Work to complete
Return the count of lines that hold the string "meters", with no other words.

Input records
* * *

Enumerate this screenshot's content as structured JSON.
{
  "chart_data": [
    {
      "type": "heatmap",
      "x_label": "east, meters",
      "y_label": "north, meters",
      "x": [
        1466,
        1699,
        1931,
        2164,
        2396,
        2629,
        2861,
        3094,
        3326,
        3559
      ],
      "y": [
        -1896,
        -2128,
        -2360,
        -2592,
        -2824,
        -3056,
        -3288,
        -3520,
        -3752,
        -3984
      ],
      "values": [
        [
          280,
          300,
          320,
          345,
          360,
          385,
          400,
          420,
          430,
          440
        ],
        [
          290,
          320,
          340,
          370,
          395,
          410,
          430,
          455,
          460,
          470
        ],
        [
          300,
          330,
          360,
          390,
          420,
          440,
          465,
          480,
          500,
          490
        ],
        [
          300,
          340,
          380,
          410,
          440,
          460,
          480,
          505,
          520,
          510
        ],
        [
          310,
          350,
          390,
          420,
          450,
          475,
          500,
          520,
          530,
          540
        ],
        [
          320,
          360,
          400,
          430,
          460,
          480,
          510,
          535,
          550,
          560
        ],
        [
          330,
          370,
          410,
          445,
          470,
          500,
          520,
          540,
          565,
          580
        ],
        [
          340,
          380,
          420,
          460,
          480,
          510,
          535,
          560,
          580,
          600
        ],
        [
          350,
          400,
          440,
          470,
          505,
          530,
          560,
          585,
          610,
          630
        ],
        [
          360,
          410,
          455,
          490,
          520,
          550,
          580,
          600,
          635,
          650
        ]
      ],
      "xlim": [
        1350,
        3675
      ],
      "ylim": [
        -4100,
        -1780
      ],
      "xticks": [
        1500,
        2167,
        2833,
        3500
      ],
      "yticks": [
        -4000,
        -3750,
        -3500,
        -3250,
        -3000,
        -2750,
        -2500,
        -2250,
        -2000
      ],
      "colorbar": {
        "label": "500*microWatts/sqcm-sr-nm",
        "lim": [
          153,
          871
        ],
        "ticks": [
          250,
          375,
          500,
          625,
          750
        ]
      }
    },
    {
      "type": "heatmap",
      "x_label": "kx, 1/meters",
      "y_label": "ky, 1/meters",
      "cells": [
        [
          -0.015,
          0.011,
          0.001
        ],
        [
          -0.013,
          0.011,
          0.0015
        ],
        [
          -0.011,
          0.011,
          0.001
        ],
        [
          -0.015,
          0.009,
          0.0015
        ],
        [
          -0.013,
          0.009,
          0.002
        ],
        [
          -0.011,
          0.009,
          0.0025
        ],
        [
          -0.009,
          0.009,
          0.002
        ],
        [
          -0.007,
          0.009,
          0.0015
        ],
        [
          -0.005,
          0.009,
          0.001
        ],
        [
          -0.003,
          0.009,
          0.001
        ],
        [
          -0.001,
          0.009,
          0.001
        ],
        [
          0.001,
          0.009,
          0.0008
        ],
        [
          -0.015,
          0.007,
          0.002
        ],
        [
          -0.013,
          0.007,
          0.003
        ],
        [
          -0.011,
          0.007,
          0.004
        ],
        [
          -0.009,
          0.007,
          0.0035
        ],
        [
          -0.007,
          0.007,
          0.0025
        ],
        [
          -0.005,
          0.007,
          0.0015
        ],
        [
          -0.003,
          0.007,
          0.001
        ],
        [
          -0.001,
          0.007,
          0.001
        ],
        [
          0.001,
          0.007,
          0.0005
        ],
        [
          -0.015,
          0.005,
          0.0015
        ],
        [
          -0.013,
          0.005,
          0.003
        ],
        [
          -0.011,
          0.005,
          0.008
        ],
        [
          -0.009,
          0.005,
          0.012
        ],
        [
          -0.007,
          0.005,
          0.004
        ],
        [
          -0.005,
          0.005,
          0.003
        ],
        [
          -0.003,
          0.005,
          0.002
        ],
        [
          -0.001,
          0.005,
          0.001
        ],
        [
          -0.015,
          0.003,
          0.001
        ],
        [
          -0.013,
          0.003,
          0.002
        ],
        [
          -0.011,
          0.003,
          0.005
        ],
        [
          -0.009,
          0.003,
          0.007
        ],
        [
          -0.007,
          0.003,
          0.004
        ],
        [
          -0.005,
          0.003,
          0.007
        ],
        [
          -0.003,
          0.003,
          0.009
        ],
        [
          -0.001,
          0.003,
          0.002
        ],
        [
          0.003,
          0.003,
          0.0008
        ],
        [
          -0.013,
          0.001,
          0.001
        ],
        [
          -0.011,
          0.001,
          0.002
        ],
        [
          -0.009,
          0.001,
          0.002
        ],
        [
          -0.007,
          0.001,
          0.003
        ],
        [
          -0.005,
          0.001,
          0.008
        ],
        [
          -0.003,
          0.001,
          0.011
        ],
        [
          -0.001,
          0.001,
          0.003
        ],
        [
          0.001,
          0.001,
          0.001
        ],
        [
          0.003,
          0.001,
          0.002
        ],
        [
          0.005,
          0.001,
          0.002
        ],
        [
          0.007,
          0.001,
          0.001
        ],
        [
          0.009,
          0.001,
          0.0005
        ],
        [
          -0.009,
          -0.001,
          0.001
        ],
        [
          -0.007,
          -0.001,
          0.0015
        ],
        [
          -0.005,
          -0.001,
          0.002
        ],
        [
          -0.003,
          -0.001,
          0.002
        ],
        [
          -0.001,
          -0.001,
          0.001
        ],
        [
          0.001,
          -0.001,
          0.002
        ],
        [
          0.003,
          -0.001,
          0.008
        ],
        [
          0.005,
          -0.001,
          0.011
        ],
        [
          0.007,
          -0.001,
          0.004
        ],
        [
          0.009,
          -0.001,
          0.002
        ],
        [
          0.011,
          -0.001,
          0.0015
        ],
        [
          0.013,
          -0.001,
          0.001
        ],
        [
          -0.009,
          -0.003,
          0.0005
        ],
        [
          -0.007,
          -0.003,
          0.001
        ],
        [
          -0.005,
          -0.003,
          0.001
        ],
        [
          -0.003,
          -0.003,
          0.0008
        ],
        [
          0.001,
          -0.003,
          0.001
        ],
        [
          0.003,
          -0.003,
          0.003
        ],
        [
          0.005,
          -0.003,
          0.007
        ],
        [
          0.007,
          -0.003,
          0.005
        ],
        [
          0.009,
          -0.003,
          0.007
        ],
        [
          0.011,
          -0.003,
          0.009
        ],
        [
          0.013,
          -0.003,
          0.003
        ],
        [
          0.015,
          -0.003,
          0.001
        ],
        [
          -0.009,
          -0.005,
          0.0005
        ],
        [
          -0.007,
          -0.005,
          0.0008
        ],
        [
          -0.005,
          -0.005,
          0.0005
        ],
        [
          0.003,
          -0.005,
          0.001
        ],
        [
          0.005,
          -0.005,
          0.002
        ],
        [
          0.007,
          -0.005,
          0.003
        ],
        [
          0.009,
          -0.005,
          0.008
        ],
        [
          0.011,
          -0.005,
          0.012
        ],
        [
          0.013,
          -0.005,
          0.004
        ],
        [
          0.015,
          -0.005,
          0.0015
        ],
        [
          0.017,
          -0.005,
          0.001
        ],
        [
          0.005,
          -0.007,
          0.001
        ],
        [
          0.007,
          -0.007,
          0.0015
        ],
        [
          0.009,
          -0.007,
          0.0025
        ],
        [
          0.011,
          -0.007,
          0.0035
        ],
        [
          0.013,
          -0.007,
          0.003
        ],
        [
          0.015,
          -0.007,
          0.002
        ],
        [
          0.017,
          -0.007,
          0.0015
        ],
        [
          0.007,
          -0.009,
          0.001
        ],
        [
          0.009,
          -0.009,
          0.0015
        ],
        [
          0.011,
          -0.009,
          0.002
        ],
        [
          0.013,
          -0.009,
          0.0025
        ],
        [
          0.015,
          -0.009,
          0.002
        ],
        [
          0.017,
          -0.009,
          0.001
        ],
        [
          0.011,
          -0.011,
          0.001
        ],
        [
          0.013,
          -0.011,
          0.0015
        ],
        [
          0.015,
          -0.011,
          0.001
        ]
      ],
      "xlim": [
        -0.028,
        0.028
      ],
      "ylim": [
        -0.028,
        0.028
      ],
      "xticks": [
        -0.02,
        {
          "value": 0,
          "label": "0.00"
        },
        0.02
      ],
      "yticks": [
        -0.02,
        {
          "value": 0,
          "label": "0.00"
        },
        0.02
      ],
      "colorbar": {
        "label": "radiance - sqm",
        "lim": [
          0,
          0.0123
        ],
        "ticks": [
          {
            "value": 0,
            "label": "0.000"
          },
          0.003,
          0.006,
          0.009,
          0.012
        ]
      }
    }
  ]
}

* * *

Exercise response
4